Start of PROVIDED DATA
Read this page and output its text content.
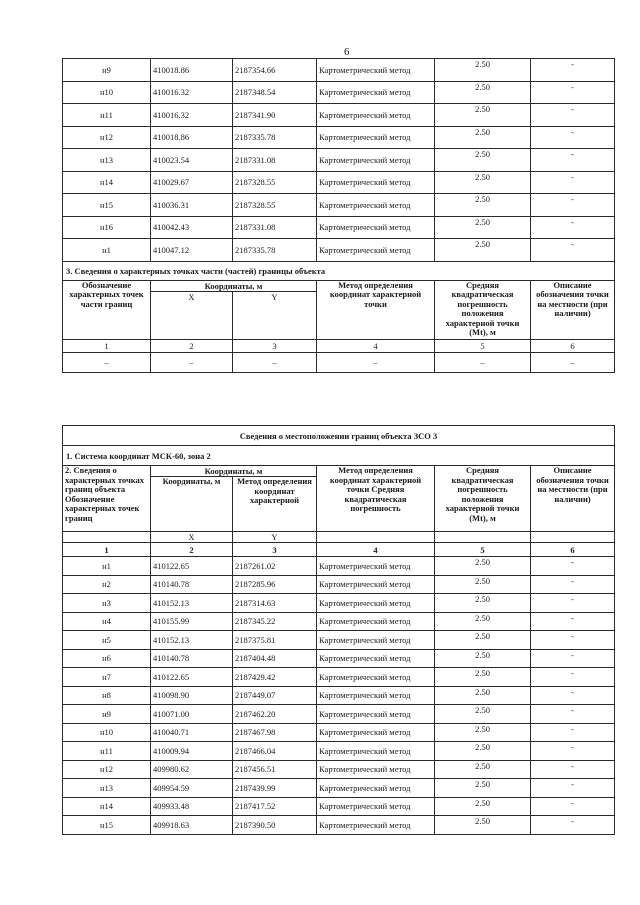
6
н9	410018.86	2187354.66	Картометрический метод	2.50	-
н10	410016.32	2187348.54	Картометрический метод	2.50	-
н11	410016.32	2187341.90	Картометрический метод	2.50	-
н12	410018.86	2187335.78	Картометрический метод	2.50	-
н13	410023.54	2187331.08	Картометрический метод	2.50	-
н14	410029.67	2187328.55	Картометрический метод	2.50	-
н15	410036.31	2187328.55	Картометрический метод	2.50	-
н16	410042.43	2187331.08	Картометрический метод	2.50	-
н1	410047.12	2187335.78	Картометрический метод	2.50	-
3. Сведения о характерных точках части (частей) границы объекта					
Обозначение характерных точек части границ	Координаты, м		Метод определения координат характерной точки	Средняя квадратическая погрешность положения характерной точки (Mt), м	Описание обозначения точки на местности (при наличии)
	X	Y			
1	2	3	4	5	6
–	–	–	–	–	–
Сведения о местоположении границ объекта ЗСО 3					
1. Система координат МСК-60, зона 2					
2. Сведения о характерных точках границ объекта Обозначение характерных точек границ	Координаты, м		Метод определения координат характерной точки Средняя квадратическая погрешность	Средняя квадратическая погрешность положения характерной точки (Mt), м	Описание обозначения точки на местности (при наличии)
	Координаты, м	Метод определения координат характерной			
	X	Y			
1	2	3	4	5	6
н1	410122.65	2187261.02	Картометрический метод	2.50	-
н2	410140.78	2187285.96	Картометрический метод	2.50	-
н3	410152.13	2187314.63	Картометрический метод	2.50	-
н4	410155.99	2187345.22	Картометрический метод	2.50	-
н5	410152.13	2187375.81	Картометрический метод	2.50	-
н6	410140.78	2187404.48	Картометрический метод	2.50	-
н7	410122.65	2187429.42	Картометрический метод	2.50	-
н8	410098.90	2187449.07	Картометрический метод	2.50	-
н9	410071.00	2187462.20	Картометрический метод	2.50	-
н10	410040.71	2187467.98	Картометрический метод	2.50	-
н11	410009.94	2187466.04	Картометрический метод	2.50	-
н12	409980.62	2187456.51	Картометрический метод	2.50	-
н13	409954.59	2187439.99	Картометрический метод	2.50	-
н14	409933.48	2187417.52	Картометрический метод	2.50	-
н15	409918.63	2187390.50	Картометрический метод	2.50	-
End of PROVIDED DATA
EXERCISE OBJECTIVE: Identify all lines in the records above with the word "точки".

OUTPUT FOR THIS EXERCISE:
Обозначение характерных точек части границ	Координаты, м		Метод определения координат характерной точки	Средняя квадратическая погрешность положения характерной точки (Mt), м	Описание обозначения точки на местности (при наличии)
2. Сведения о характерных точках границ объекта Обозначение характерных точек границ	Координаты, м		Метод определения координат характерной точки Средняя квадратическая погрешность	Средняя квадратическая погрешность положения характерной точки (Mt), м	Описание обозначения точки на местности (при наличии)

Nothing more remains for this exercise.